** BEGIN Supplied material **

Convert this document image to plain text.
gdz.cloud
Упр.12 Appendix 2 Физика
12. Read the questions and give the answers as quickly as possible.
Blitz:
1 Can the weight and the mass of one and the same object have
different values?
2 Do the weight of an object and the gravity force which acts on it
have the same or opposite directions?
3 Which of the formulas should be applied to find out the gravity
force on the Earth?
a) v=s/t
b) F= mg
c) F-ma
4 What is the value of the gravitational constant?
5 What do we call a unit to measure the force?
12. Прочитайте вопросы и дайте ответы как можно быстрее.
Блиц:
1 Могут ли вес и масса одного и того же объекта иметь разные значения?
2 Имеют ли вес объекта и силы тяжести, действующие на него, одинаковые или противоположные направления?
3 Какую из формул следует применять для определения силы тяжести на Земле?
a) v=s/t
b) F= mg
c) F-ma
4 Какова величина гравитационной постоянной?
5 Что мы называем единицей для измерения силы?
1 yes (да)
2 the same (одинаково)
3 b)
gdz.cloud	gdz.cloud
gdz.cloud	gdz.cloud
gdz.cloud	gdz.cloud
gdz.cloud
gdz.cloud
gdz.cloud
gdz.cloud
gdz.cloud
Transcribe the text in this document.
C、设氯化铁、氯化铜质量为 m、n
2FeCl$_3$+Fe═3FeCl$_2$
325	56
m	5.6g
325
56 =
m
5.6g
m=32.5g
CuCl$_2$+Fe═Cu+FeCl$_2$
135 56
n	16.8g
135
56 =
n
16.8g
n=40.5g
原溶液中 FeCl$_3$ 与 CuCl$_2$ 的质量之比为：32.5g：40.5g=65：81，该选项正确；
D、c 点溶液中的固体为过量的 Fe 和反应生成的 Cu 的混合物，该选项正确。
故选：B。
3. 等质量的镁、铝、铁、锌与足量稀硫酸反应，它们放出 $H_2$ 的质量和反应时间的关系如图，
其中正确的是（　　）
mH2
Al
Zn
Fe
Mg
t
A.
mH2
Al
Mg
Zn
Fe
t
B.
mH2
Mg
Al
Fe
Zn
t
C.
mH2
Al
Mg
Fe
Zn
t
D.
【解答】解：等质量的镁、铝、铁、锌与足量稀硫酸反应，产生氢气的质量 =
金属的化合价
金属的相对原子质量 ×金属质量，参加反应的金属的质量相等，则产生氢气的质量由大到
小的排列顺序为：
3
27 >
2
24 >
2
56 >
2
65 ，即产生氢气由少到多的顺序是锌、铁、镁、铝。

** END Supplied material **

## Task statement
Retype the entries one by one, exactly.

## The completed task
Convert this document image to plain text.
gdz.cloud
Упр.12 Appendix 2 Физика
12. Read the questions and give the answers as quickly as possible.
Blitz:
1 Can the weight and the mass of one and the same object have
different values?
2 Do the weight of an object and the gravity force which acts on it
have the same or opposite directions?
3 Which of the formulas should be applied to find out the gravity
force on the Earth?
a) v=s/t
b) F= mg
c) F-ma
4 What is the value of the gravitational constant?
5 What do we call a unit to measure the force?
12. Прочитайте вопросы и дайте ответы как можно быстрее.
Блиц:
1 Могут ли вес и масса одного и того же объекта иметь разные значения?
2 Имеют ли вес объекта и силы тяжести, действующие на него, одинаковые или противоположные направления?
3 Какую из формул следует применять для определения силы тяжести на Земле?
a) v=s/t
b) F= mg
c) F-ma
4 Какова величина гравитационной постоянной?
5 Что мы называем единицей для измерения силы?
1 yes (да)
2 the same (одинаково)
3 b)
gdz.cloud	gdz.cloud
gdz.cloud	gdz.cloud
gdz.cloud	gdz.cloud
gdz.cloud
gdz.cloud
gdz.cloud
gdz.cloud
gdz.cloud
Transcribe the text in this document.
C、设氯化铁、氯化铜质量为 m、n
2FeCl$_3$+Fe═3FeCl$_2$
325	56
m	5.6g
325
56 =
m
5.6g
m=32.5g
CuCl$_2$+Fe═Cu+FeCl$_2$
135 56
n	16.8g
135
56 =
n
16.8g
n=40.5g
原溶液中 FeCl$_3$ 与 CuCl$_2$ 的质量之比为：32.5g：40.5g=65：81，该选项正确；
D、c 点溶液中的固体为过量的 Fe 和反应生成的 Cu 的混合物，该选项正确。
故选：B。
3. 等质量的镁、铝、铁、锌与足量稀硫酸反应，它们放出 $H_2$ 的质量和反应时间的关系如图，
其中正确的是（　　）
mH2
Al
Zn
Fe
Mg
t
A.
mH2
Al
Mg
Zn
Fe
t
B.
mH2
Mg
Al
Fe
Zn
t
C.
mH2
Al
Mg
Fe
Zn
t
D.
【解答】解：等质量的镁、铝、铁、锌与足量稀硫酸反应，产生氢气的质量 =
金属的化合价
金属的相对原子质量 ×金属质量，参加反应的金属的质量相等，则产生氢气的质量由大到
小的排列顺序为：
3
27 >
2
24 >
2
56 >
2
65 ，即产生氢气由少到多的顺序是锌、铁、镁、铝。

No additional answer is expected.